Saved data entries:
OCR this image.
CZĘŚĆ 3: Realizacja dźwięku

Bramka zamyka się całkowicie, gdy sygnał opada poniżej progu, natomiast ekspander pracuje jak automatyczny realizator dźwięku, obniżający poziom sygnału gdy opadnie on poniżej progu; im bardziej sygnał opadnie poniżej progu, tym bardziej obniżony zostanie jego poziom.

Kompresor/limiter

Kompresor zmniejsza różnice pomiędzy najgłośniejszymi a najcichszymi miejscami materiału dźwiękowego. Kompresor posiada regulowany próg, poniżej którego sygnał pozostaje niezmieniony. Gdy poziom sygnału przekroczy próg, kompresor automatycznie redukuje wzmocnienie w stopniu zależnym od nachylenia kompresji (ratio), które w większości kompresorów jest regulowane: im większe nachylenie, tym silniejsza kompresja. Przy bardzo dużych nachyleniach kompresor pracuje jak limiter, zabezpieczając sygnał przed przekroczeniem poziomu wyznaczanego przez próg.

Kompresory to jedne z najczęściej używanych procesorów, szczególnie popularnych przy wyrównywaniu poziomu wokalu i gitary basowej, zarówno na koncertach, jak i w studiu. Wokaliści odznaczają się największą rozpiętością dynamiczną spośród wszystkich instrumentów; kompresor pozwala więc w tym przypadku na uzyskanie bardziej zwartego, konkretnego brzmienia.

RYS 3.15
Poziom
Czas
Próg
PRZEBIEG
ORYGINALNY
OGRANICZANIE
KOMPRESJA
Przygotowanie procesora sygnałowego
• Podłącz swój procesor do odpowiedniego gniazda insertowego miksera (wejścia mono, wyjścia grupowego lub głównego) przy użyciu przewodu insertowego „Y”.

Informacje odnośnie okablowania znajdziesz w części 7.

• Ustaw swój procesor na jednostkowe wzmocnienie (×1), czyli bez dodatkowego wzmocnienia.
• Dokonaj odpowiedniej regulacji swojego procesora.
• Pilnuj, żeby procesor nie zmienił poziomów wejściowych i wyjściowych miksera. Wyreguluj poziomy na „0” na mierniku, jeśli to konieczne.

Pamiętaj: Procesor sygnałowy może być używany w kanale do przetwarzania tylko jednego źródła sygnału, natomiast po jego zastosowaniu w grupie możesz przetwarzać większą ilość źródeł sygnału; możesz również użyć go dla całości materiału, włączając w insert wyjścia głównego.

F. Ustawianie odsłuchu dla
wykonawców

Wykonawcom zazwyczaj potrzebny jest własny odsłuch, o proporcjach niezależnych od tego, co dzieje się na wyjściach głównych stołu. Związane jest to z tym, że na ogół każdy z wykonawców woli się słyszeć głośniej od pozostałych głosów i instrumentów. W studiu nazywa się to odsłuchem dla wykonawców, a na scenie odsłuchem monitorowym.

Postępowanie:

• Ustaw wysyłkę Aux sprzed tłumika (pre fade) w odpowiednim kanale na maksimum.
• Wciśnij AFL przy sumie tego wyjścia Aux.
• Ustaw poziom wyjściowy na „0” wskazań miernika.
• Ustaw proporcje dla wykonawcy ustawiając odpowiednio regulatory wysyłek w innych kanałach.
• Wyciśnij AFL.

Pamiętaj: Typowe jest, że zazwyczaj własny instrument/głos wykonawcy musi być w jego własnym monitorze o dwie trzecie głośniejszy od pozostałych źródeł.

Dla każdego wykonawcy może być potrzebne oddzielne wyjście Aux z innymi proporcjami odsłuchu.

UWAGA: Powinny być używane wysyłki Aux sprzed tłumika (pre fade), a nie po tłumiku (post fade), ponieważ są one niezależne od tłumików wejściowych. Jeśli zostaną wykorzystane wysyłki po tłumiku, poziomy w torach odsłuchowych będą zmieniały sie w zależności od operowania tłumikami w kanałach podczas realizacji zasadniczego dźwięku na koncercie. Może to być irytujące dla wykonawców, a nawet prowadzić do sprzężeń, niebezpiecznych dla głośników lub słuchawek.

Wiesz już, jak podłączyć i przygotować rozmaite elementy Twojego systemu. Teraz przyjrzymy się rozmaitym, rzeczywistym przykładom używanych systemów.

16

--

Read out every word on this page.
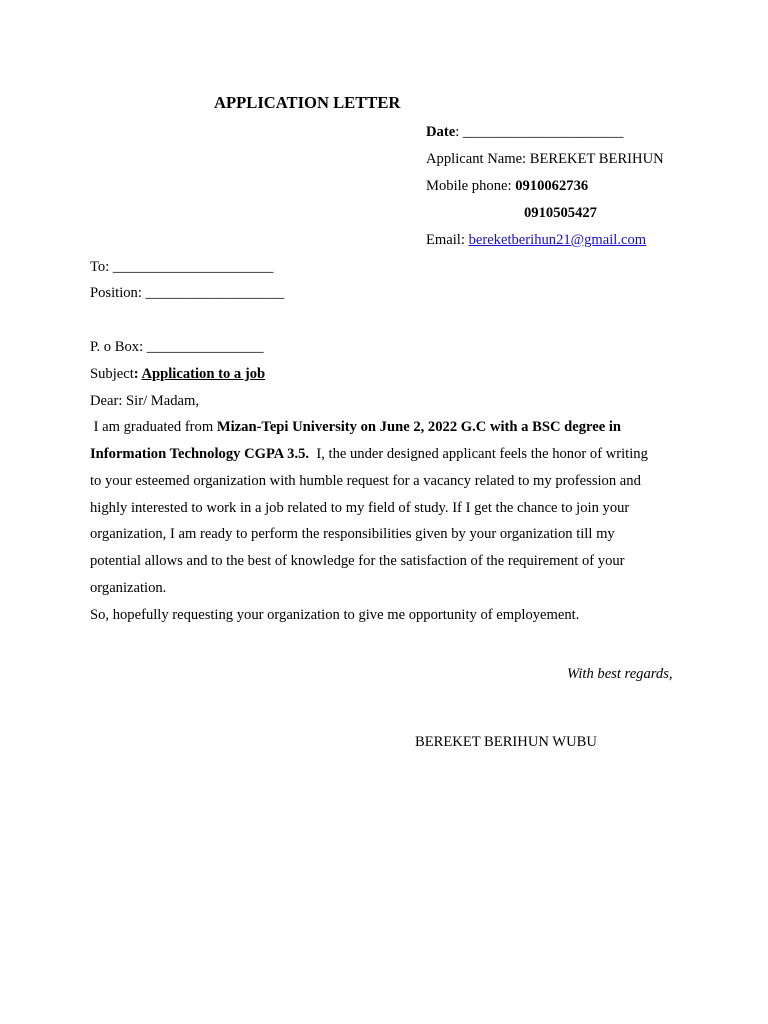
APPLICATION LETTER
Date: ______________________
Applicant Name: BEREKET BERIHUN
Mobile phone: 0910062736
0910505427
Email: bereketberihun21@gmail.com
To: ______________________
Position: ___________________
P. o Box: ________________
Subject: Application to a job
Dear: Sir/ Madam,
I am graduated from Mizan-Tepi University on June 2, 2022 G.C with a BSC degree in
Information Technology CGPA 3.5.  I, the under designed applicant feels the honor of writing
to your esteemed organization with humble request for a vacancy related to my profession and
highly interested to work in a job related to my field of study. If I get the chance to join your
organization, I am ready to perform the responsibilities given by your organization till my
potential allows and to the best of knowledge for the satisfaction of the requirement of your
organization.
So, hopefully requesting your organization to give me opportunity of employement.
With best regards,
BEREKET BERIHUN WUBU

**Work required**
Work through the data and report how many of its lines hold the word "procesora", giving only the figure.

**Answer for the task**
2